Records
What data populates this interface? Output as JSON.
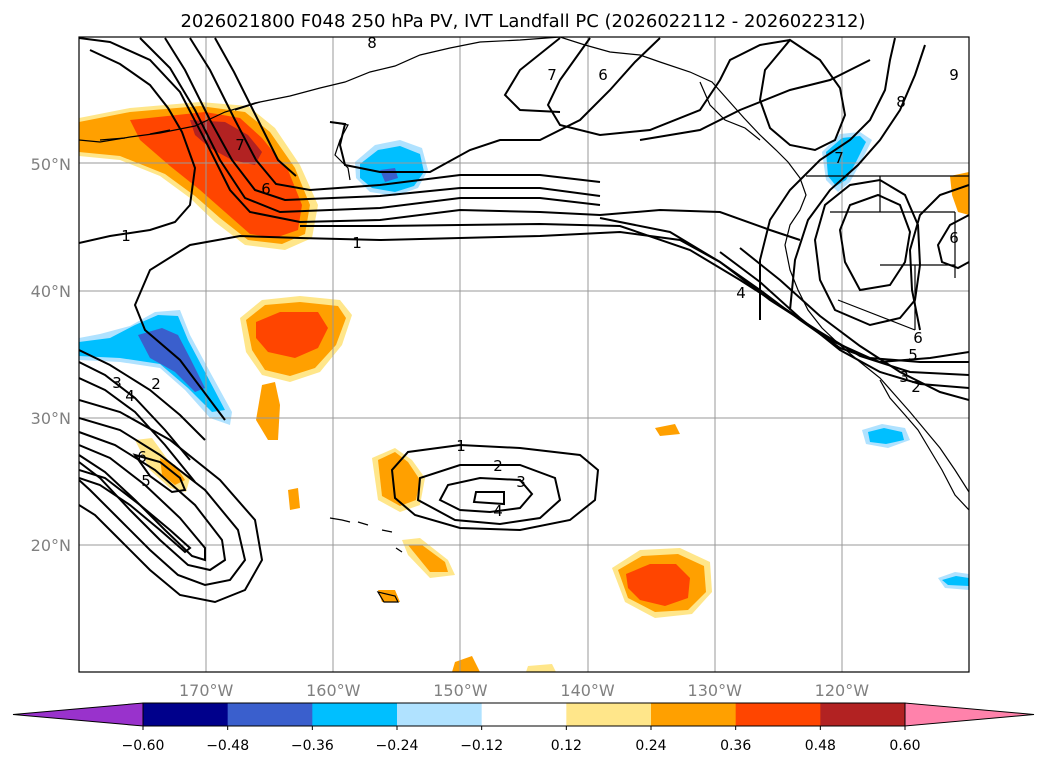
{
  "chart_data": {
    "type": "heatmap",
    "title": "2026021800 F048 250 hPa PV, IVT Landfall PC (2026022112 - 2026022312)",
    "map": {
      "lon_range": [
        -180,
        -110
      ],
      "lat_range": [
        10,
        60
      ],
      "lat_ticks": [
        "50°N",
        "40°N",
        "30°N",
        "20°N"
      ],
      "lon_ticks": [
        "170°W",
        "160°W",
        "150°W",
        "140°W",
        "130°W",
        "120°W"
      ]
    },
    "colorbar": {
      "levels": [
        -0.6,
        -0.48,
        -0.36,
        -0.24,
        -0.12,
        0.12,
        0.24,
        0.36,
        0.48,
        0.6
      ],
      "labels": [
        "−0.60",
        "−0.48",
        "−0.36",
        "−0.24",
        "−0.12",
        "0.12",
        "0.24",
        "0.36",
        "0.48",
        "0.60"
      ],
      "colors": [
        "#9932cc",
        "#00008b",
        "#3a5fcd",
        "#00bfff",
        "#b0e2ff",
        "#ffffff",
        "#ffe68a",
        "#ffa000",
        "#ff4500",
        "#b22222",
        "#ff82ab"
      ],
      "extend": "both"
    },
    "contour_labels": [
      "1",
      "1",
      "1",
      "2",
      "3",
      "4",
      "2",
      "3",
      "4",
      "6",
      "5",
      "4",
      "7",
      "6",
      "8",
      "7",
      "9",
      "6",
      "6",
      "5",
      "3",
      "2",
      "6",
      "7",
      "8"
    ],
    "shaded_features": [
      {
        "name": "north-pacific-positive-pv",
        "lon": -165,
        "lat": 52,
        "level": 0.48
      },
      {
        "name": "central-north-pacific-positive",
        "lon": -163,
        "lat": 37,
        "level": 0.36
      },
      {
        "name": "subtropical-positive-east",
        "lon": -134,
        "lat": 17,
        "level": 0.36
      },
      {
        "name": "dateline-negative",
        "lon": -175,
        "lat": 35,
        "level": -0.48
      },
      {
        "name": "gulf-negative",
        "lon": -154,
        "lat": 50,
        "level": -0.36
      },
      {
        "name": "pnw-negative",
        "lon": -120,
        "lat": 50,
        "level": -0.36
      }
    ]
  }
}
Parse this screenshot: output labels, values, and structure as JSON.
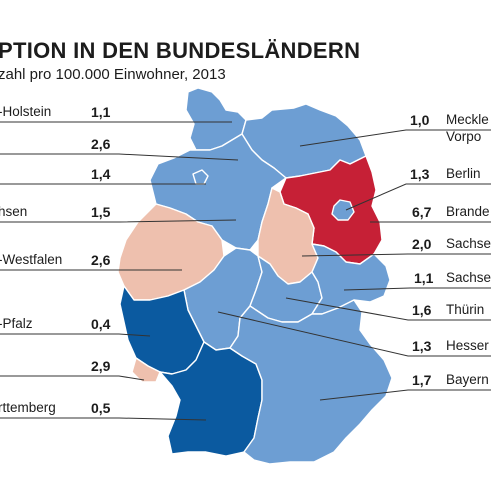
{
  "title": "PTION IN DEN BUNDESLÄNDERN",
  "subtitle": "zahl pro 100.000 Einwohner, 2013",
  "colors": {
    "light_blue": "#6d9ed3",
    "dark_blue": "#0b5aa0",
    "pink": "#eec0ae",
    "red": "#c62036",
    "leader": "#333333"
  },
  "states": [
    {
      "key": "sh",
      "label": "-Holstein",
      "value": "1,1",
      "color": "light_blue"
    },
    {
      "key": "hh",
      "label": "",
      "value": "2,6",
      "color": "pink"
    },
    {
      "key": "hb",
      "label": "",
      "value": "1,4",
      "color": "light_blue"
    },
    {
      "key": "ni",
      "label": "hsen",
      "value": "1,5",
      "color": "light_blue"
    },
    {
      "key": "nw",
      "label": "-Westfalen",
      "value": "2,6",
      "color": "pink"
    },
    {
      "key": "rp",
      "label": "-Pfalz",
      "value": "0,4",
      "color": "dark_blue"
    },
    {
      "key": "sl",
      "label": "",
      "value": "2,9",
      "color": "pink"
    },
    {
      "key": "bw",
      "label": "rttemberg",
      "value": "0,5",
      "color": "dark_blue"
    },
    {
      "key": "mv",
      "label": "Meckle",
      "label2": "Vorpo",
      "value": "1,0",
      "color": "light_blue"
    },
    {
      "key": "be",
      "label": "Berlin",
      "value": "1,3",
      "color": "light_blue"
    },
    {
      "key": "bb",
      "label": "Brande",
      "value": "6,7",
      "color": "red"
    },
    {
      "key": "st",
      "label": "Sachse",
      "value": "2,0",
      "color": "pink"
    },
    {
      "key": "sn",
      "label": "Sachse",
      "value": "1,1",
      "color": "light_blue"
    },
    {
      "key": "th",
      "label": "Thürin",
      "value": "1,6",
      "color": "light_blue"
    },
    {
      "key": "he",
      "label": "Hesser",
      "value": "1,3",
      "color": "light_blue"
    },
    {
      "key": "by",
      "label": "Bayern",
      "value": "1,7",
      "color": "light_blue"
    }
  ],
  "source": ""
}
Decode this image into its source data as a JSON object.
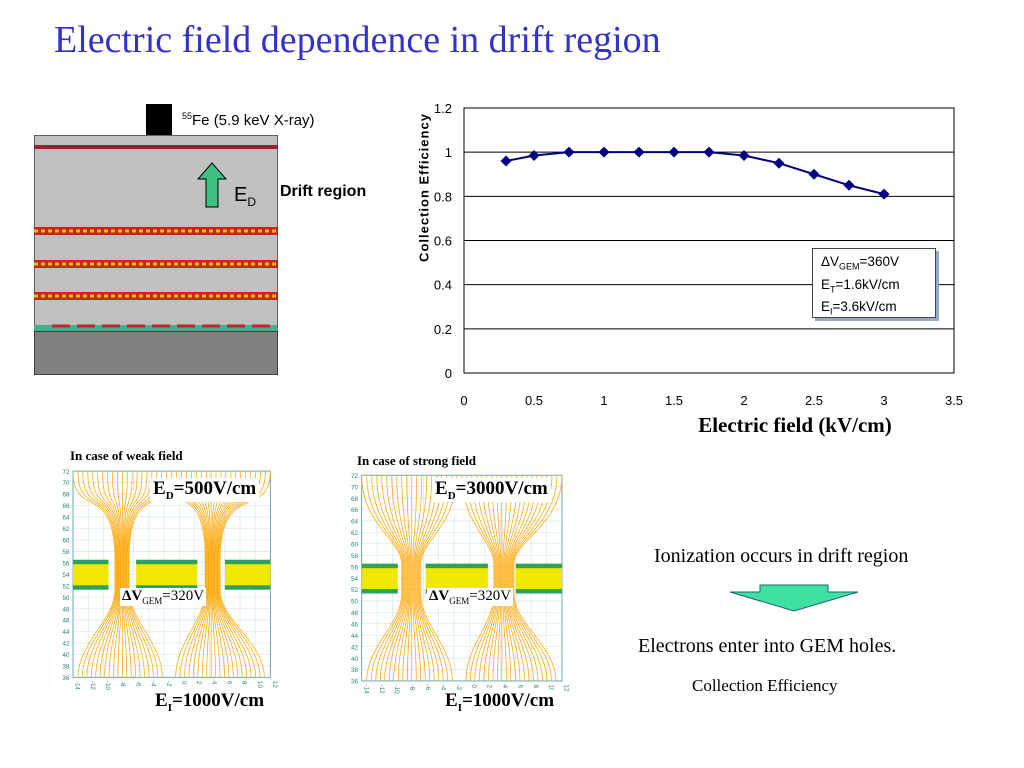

[Task description] Each line that has the word "source" should be copied.

[Reply]
  "source": ""
Decode this image into its source data as a JSON object.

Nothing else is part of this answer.